(EXERCISE DETAILS):
All records are to be retyped faithfully and completely.

(Records that describe figures):
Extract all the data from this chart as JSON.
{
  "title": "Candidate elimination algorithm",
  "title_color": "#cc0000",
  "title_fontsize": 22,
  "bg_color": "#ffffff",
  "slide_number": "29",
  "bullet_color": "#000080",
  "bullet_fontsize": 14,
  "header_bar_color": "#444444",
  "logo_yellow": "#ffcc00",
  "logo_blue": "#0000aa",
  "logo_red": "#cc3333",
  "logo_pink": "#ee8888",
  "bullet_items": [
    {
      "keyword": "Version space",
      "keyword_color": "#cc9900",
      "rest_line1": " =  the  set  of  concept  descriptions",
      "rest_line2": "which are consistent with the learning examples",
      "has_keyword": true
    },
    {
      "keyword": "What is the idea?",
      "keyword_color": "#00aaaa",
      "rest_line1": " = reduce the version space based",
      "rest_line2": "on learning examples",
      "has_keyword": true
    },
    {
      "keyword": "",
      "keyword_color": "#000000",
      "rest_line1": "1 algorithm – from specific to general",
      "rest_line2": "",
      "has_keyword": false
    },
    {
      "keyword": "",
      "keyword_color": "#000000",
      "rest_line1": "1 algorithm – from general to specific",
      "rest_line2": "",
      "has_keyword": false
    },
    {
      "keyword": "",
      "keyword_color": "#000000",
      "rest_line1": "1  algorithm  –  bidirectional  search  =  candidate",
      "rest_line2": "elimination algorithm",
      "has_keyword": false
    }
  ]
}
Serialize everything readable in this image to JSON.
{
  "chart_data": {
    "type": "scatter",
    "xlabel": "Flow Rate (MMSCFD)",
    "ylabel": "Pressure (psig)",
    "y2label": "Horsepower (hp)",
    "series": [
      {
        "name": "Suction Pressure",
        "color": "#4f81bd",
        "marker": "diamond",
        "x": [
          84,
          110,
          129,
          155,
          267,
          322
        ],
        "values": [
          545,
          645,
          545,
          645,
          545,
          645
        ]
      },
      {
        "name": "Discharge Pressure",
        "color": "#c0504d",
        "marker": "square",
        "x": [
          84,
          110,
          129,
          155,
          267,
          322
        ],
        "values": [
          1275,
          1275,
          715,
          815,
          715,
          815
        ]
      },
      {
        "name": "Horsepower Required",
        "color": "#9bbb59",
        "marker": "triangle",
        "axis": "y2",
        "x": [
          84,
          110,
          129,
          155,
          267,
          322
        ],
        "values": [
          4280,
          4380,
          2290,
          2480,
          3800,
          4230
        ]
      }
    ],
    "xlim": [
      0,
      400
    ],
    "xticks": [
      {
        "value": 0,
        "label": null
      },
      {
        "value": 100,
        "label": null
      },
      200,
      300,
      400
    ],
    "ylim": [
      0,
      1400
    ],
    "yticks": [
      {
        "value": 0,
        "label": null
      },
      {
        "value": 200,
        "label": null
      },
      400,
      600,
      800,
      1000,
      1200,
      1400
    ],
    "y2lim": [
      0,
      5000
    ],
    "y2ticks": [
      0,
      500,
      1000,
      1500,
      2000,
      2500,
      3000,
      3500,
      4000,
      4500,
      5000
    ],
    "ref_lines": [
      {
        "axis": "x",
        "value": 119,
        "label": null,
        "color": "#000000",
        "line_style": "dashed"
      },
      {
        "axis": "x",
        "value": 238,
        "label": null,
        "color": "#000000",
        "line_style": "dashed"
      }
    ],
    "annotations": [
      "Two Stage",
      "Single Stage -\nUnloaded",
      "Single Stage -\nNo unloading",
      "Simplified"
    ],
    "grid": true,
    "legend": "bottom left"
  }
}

(THE REPLY):
Extract all the data from this chart as JSON.
{
  "title": "Candidate elimination algorithm",
  "title_color": "#cc0000",
  "title_fontsize": 22,
  "bg_color": "#ffffff",
  "slide_number": "29",
  "bullet_color": "#000080",
  "bullet_fontsize": 14,
  "header_bar_color": "#444444",
  "logo_yellow": "#ffcc00",
  "logo_blue": "#0000aa",
  "logo_red": "#cc3333",
  "logo_pink": "#ee8888",
  "bullet_items": [
    {
      "keyword": "Version space",
      "keyword_color": "#cc9900",
      "rest_line1": " =  the  set  of  concept  descriptions",
      "rest_line2": "which are consistent with the learning examples",
      "has_keyword": true
    },
    {
      "keyword": "What is the idea?",
      "keyword_color": "#00aaaa",
      "rest_line1": " = reduce the version space based",
      "rest_line2": "on learning examples",
      "has_keyword": true
    },
    {
      "keyword": "",
      "keyword_color": "#000000",
      "rest_line1": "1 algorithm – from specific to general",
      "rest_line2": "",
      "has_keyword": false
    },
    {
      "keyword": "",
      "keyword_color": "#000000",
      "rest_line1": "1 algorithm – from general to specific",
      "rest_line2": "",
      "has_keyword": false
    },
    {
      "keyword": "",
      "keyword_color": "#000000",
      "rest_line1": "1  algorithm  –  bidirectional  search  =  candidate",
      "rest_line2": "elimination algorithm",
      "has_keyword": false
    }
  ]
}
Serialize everything readable in this image to JSON.
{
  "chart_data": {
    "type": "scatter",
    "xlabel": "Flow Rate (MMSCFD)",
    "ylabel": "Pressure (psig)",
    "y2label": "Horsepower (hp)",
    "series": [
      {
        "name": "Suction Pressure",
        "color": "#4f81bd",
        "marker": "diamond",
        "x": [
          84,
          110,
          129,
          155,
          267,
          322
        ],
        "values": [
          545,
          645,
          545,
          645,
          545,
          645
        ]
      },
      {
        "name": "Discharge Pressure",
        "color": "#c0504d",
        "marker": "square",
        "x": [
          84,
          110,
          129,
          155,
          267,
          322
        ],
        "values": [
          1275,
          1275,
          715,
          815,
          715,
          815
        ]
      },
      {
        "name": "Horsepower Required",
        "color": "#9bbb59",
        "marker": "triangle",
        "axis": "y2",
        "x": [
          84,
          110,
          129,
          155,
          267,
          322
        ],
        "values": [
          4280,
          4380,
          2290,
          2480,
          3800,
          4230
        ]
      }
    ],
    "xlim": [
      0,
      400
    ],
    "xticks": [
      {
        "value": 0,
        "label": null
      },
      {
        "value": 100,
        "label": null
      },
      200,
      300,
      400
    ],
    "ylim": [
      0,
      1400
    ],
    "yticks": [
      {
        "value": 0,
        "label": null
      },
      {
        "value": 200,
        "label": null
      },
      400,
      600,
      800,
      1000,
      1200,
      1400
    ],
    "y2lim": [
      0,
      5000
    ],
    "y2ticks": [
      0,
      500,
      1000,
      1500,
      2000,
      2500,
      3000,
      3500,
      4000,
      4500,
      5000
    ],
    "ref_lines": [
      {
        "axis": "x",
        "value": 119,
        "label": null,
        "color": "#000000",
        "line_style": "dashed"
      },
      {
        "axis": "x",
        "value": 238,
        "label": null,
        "color": "#000000",
        "line_style": "dashed"
      }
    ],
    "annotations": [
      "Two Stage",
      "Single Stage -\nUnloaded",
      "Single Stage -\nNo unloading",
      "Simplified"
    ],
    "grid": true,
    "legend": "bottom left"
  }
}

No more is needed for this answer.